> _Problem_:
Output the lines that follow exactly as they are.

> _Items from a figure collection_:
— start —
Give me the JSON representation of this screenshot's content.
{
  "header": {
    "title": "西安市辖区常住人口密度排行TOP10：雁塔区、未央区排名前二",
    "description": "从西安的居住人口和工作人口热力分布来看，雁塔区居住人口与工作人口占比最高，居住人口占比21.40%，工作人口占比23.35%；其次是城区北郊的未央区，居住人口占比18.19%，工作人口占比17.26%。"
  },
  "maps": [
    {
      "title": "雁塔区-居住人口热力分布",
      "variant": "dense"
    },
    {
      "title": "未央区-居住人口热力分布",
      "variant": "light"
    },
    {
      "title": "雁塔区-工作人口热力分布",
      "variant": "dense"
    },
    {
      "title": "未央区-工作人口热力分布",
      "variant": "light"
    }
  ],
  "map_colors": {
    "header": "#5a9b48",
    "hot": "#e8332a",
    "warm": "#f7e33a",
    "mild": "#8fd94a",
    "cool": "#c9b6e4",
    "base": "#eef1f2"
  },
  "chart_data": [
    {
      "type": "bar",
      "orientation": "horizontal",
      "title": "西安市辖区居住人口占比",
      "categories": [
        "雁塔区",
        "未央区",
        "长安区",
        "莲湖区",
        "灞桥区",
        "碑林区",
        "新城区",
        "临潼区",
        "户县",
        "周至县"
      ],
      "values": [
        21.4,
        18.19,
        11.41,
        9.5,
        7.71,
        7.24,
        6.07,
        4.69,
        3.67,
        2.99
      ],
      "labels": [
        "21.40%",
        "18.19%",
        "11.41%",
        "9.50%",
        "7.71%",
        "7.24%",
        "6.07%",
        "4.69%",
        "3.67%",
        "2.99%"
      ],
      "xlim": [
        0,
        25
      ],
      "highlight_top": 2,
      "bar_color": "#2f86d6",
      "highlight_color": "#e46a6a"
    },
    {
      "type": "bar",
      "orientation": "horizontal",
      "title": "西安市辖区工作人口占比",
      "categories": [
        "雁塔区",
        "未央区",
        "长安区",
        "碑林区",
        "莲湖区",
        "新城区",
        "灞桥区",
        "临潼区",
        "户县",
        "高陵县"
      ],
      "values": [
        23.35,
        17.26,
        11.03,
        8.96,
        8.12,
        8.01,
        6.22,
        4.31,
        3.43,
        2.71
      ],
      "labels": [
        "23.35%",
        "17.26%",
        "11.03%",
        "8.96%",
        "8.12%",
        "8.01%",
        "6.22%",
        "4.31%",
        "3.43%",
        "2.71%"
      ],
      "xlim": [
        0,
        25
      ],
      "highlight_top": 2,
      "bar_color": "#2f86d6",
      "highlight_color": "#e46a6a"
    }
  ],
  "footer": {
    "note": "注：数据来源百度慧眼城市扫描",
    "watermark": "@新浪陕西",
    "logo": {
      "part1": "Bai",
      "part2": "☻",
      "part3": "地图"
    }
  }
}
— end —
> _Task result_:
Give me the JSON representation of this screenshot's content.
{
  "header": {
    "title": "西安市辖区常住人口密度排行TOP10：雁塔区、未央区排名前二",
    "description": "从西安的居住人口和工作人口热力分布来看，雁塔区居住人口与工作人口占比最高，居住人口占比21.40%，工作人口占比23.35%；其次是城区北郊的未央区，居住人口占比18.19%，工作人口占比17.26%。"
  },
  "maps": [
    {
      "title": "雁塔区-居住人口热力分布",
      "variant": "dense"
    },
    {
      "title": "未央区-居住人口热力分布",
      "variant": "light"
    },
    {
      "title": "雁塔区-工作人口热力分布",
      "variant": "dense"
    },
    {
      "title": "未央区-工作人口热力分布",
      "variant": "light"
    }
  ],
  "map_colors": {
    "header": "#5a9b48",
    "hot": "#e8332a",
    "warm": "#f7e33a",
    "mild": "#8fd94a",
    "cool": "#c9b6e4",
    "base": "#eef1f2"
  },
  "chart_data": [
    {
      "type": "bar",
      "orientation": "horizontal",
      "title": "西安市辖区居住人口占比",
      "categories": [
        "雁塔区",
        "未央区",
        "长安区",
        "莲湖区",
        "灞桥区",
        "碑林区",
        "新城区",
        "临潼区",
        "户县",
        "周至县"
      ],
      "values": [
        21.4,
        18.19,
        11.41,
        9.5,
        7.71,
        7.24,
        6.07,
        4.69,
        3.67,
        2.99
      ],
      "labels": [
        "21.40%",
        "18.19%",
        "11.41%",
        "9.50%",
        "7.71%",
        "7.24%",
        "6.07%",
        "4.69%",
        "3.67%",
        "2.99%"
      ],
      "xlim": [
        0,
        25
      ],
      "highlight_top": 2,
      "bar_color": "#2f86d6",
      "highlight_color": "#e46a6a"
    },
    {
      "type": "bar",
      "orientation": "horizontal",
      "title": "西安市辖区工作人口占比",
      "categories": [
        "雁塔区",
        "未央区",
        "长安区",
        "碑林区",
        "莲湖区",
        "新城区",
        "灞桥区",
        "临潼区",
        "户县",
        "高陵县"
      ],
      "values": [
        23.35,
        17.26,
        11.03,
        8.96,
        8.12,
        8.01,
        6.22,
        4.31,
        3.43,
        2.71
      ],
      "labels": [
        "23.35%",
        "17.26%",
        "11.03%",
        "8.96%",
        "8.12%",
        "8.01%",
        "6.22%",
        "4.31%",
        "3.43%",
        "2.71%"
      ],
      "xlim": [
        0,
        25
      ],
      "highlight_top": 2,
      "bar_color": "#2f86d6",
      "highlight_color": "#e46a6a"
    }
  ],
  "footer": {
    "note": "注：数据来源百度慧眼城市扫描",
    "watermark": "@新浪陕西",
    "logo": {
      "part1": "Bai",
      "part2": "☻",
      "part3": "地图"
    }
  }
}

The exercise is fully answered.